• What you will do: Every line that holds "icon" should be shown.

────────────────────

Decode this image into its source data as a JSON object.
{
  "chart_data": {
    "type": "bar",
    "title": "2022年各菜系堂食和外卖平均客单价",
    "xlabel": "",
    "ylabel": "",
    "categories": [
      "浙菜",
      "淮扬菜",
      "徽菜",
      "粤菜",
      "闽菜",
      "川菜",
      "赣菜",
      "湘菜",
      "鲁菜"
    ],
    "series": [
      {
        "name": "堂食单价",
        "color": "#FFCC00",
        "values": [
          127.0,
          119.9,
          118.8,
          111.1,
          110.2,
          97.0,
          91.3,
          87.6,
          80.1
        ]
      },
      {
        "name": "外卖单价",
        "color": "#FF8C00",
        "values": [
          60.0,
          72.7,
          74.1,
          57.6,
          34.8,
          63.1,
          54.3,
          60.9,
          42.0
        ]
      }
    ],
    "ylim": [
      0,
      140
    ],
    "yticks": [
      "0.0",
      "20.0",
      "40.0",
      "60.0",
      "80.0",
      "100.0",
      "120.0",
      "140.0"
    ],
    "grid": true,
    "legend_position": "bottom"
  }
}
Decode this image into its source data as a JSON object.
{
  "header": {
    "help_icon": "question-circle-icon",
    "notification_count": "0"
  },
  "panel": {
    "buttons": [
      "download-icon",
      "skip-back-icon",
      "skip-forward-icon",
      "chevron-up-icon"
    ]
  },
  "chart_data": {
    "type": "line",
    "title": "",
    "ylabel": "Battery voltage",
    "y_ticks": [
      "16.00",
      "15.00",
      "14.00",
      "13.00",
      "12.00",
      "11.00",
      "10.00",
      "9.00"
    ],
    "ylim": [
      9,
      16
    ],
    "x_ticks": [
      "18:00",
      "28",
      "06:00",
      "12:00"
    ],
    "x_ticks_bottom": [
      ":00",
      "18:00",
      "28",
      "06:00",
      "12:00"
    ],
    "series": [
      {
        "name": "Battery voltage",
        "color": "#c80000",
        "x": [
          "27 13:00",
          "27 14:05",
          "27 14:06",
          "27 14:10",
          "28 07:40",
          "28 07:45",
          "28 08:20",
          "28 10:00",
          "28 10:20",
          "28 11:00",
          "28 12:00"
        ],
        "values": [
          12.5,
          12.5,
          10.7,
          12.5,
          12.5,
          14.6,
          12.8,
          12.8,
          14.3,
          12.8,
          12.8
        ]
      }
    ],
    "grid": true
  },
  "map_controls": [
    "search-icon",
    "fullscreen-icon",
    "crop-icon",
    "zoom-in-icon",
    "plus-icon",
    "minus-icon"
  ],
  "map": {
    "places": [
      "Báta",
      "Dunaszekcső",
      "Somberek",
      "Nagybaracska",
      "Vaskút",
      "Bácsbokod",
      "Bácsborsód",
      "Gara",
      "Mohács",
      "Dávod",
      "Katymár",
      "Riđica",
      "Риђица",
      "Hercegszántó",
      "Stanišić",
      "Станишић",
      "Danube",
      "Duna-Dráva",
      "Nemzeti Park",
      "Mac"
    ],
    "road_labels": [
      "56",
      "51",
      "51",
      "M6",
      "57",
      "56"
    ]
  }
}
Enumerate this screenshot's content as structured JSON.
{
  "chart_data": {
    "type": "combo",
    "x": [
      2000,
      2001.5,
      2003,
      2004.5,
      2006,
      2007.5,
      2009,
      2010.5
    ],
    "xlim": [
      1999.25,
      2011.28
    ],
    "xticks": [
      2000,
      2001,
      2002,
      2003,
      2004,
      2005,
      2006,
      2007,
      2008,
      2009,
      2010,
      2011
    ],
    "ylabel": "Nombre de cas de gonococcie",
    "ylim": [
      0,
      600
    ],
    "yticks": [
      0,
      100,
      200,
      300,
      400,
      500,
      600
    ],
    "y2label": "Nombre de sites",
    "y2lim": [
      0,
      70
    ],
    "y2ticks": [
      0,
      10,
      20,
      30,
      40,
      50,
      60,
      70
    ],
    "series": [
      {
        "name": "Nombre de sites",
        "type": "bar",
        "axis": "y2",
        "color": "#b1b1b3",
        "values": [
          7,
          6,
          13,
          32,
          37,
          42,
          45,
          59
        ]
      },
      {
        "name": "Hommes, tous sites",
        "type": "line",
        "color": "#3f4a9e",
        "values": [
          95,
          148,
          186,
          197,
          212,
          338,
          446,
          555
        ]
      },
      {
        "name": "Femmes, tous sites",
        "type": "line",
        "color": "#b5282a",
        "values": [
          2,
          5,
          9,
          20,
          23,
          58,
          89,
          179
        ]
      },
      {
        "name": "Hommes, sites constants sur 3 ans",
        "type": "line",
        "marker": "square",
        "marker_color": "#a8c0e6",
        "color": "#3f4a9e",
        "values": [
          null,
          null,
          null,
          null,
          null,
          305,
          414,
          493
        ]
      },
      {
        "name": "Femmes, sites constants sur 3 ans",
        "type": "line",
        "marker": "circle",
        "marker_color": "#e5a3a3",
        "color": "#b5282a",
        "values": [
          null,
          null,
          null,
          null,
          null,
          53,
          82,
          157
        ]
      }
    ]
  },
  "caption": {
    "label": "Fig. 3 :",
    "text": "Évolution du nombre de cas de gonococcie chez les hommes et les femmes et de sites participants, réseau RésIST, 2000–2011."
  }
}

────────────────────

• The reply:
    "help_icon": "question-circle-icon",
      "download-icon",
      "skip-back-icon",
      "skip-forward-icon",
      "chevron-up-icon"
    "search-icon",
    "fullscreen-icon",
    "crop-icon",
    "zoom-in-icon",
    "plus-icon",
    "minus-icon"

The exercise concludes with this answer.